→ **Exercise directions**: Extract every line of the material that holds the string "ষজনক".

→ **Dataset rows**:
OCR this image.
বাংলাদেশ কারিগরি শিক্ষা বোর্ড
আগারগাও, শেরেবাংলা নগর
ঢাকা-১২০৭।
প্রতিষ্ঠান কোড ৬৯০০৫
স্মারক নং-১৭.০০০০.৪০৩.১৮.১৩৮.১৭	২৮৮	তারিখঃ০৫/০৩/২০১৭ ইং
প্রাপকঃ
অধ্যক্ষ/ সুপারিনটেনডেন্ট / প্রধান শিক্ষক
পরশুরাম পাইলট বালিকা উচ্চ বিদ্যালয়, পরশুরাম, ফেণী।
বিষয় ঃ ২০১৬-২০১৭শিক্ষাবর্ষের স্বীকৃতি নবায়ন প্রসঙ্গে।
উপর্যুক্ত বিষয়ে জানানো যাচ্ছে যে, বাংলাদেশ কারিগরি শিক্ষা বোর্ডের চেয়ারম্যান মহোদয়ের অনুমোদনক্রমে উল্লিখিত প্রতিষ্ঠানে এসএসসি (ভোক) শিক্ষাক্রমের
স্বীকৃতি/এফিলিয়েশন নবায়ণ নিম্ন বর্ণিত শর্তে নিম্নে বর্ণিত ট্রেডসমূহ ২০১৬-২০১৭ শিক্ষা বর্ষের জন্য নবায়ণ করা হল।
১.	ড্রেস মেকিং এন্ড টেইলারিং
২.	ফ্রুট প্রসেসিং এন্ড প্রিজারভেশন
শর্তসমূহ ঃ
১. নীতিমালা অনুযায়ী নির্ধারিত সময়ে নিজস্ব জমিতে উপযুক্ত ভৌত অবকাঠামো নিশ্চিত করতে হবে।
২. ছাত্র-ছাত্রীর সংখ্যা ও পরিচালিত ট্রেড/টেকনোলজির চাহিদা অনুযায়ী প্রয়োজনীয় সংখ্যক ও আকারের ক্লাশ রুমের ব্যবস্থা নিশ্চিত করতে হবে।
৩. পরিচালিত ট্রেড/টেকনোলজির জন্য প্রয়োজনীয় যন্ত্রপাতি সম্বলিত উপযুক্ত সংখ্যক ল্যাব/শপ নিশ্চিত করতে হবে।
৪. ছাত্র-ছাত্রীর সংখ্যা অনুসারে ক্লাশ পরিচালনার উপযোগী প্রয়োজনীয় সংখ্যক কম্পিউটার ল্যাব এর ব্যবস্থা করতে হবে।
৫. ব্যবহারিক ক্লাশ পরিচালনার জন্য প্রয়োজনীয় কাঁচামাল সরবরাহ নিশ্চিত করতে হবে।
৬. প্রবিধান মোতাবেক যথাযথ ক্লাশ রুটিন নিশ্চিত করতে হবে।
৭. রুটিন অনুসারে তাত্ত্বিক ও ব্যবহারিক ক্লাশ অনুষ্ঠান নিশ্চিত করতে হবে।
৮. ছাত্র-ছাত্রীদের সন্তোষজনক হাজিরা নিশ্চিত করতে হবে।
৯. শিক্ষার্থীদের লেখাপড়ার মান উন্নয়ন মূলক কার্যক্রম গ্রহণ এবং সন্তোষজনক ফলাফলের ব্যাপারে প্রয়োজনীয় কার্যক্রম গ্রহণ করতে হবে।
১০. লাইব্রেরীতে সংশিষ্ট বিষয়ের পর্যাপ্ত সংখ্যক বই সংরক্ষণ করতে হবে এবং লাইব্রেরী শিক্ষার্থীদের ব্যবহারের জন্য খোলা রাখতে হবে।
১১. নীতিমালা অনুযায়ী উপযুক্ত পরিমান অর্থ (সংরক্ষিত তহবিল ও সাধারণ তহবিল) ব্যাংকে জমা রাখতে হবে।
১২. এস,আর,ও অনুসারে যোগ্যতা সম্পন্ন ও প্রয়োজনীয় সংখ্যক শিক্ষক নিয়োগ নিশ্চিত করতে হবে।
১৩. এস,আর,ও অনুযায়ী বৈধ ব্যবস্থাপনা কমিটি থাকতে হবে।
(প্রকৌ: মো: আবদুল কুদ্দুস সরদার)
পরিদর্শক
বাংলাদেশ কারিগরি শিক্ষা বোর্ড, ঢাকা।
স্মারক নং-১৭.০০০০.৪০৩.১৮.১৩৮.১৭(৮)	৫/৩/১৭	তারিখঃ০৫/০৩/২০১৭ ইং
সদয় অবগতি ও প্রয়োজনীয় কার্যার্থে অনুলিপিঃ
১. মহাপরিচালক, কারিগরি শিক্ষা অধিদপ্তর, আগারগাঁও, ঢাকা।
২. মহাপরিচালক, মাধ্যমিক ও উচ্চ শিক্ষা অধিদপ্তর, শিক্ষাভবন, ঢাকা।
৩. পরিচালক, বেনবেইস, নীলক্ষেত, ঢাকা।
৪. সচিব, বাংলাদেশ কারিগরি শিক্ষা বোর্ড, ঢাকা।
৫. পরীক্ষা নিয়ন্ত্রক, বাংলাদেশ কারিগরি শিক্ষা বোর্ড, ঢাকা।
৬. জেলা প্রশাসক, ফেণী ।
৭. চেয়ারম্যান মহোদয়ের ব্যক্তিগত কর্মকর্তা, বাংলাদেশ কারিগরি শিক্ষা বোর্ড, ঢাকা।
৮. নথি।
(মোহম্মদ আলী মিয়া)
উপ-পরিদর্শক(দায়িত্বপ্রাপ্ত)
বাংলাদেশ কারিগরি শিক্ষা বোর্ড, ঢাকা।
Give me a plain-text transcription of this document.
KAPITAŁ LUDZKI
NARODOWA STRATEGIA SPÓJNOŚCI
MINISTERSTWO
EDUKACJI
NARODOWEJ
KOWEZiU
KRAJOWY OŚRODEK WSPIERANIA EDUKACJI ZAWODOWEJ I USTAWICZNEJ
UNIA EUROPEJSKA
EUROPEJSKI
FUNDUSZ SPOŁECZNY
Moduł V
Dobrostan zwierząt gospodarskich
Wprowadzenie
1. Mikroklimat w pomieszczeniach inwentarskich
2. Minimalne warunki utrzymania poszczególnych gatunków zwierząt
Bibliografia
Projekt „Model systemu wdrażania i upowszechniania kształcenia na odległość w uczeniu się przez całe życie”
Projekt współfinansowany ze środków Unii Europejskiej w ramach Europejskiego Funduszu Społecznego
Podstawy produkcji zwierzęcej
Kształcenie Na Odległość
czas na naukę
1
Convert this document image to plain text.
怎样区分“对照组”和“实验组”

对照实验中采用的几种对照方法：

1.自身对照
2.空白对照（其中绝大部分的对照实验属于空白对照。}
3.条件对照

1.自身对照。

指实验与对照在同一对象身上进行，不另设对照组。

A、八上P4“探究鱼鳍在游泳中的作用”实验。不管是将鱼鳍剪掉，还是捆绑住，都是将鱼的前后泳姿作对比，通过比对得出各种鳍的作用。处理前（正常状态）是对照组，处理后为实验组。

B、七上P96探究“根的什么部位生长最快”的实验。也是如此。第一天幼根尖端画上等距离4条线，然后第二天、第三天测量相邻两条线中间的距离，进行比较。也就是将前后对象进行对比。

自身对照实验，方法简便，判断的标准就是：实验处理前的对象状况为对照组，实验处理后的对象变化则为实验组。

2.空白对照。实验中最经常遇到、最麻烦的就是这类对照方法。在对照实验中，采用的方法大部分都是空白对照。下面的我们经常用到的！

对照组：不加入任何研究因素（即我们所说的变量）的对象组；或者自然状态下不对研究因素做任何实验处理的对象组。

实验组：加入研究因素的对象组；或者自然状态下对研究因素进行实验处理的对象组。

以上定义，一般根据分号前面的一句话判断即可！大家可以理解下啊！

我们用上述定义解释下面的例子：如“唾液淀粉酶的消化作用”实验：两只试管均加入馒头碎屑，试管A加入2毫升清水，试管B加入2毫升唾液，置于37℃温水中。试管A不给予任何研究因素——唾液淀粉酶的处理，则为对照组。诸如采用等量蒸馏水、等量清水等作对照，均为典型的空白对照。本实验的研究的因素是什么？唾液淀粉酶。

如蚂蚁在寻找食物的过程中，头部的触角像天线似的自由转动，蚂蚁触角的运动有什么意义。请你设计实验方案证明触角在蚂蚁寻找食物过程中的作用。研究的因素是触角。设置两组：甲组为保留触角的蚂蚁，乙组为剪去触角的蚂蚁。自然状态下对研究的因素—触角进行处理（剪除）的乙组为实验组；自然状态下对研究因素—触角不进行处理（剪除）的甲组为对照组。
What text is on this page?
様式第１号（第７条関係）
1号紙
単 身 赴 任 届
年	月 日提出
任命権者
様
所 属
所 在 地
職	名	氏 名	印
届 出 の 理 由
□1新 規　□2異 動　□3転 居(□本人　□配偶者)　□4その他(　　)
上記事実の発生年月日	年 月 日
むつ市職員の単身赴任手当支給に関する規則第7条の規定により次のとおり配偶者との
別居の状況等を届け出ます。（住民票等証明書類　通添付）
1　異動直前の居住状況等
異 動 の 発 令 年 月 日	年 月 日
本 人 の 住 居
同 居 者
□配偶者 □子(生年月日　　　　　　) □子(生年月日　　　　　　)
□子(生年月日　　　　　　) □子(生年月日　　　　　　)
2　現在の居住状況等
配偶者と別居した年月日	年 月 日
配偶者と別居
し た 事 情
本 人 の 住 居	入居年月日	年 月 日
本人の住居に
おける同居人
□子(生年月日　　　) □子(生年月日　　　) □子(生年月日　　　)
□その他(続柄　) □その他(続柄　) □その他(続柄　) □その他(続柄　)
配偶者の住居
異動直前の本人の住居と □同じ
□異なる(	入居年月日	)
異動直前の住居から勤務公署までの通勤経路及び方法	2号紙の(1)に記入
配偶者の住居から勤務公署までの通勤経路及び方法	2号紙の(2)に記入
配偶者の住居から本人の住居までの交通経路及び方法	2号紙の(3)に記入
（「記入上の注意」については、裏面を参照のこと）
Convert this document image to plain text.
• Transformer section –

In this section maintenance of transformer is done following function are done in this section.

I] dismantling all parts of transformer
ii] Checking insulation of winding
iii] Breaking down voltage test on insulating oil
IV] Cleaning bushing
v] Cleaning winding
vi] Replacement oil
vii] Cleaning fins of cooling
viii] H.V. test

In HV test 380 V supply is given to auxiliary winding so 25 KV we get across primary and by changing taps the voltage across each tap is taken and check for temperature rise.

→ **Exercise output**:
৮. ছাত্র-ছাত্রীদের সন্তোষজনক হাজিরা নিশ্চিত করতে হবে।
৯. শিক্ষার্থীদের লেখাপড়ার মান উন্নয়ন মূলক কার্যক্রম গ্রহণ এবং সন্তোষজনক ফলাফলের ব্যাপারে প্রয়োজনীয় কার্যক্রম গ্রহণ করতে হবে।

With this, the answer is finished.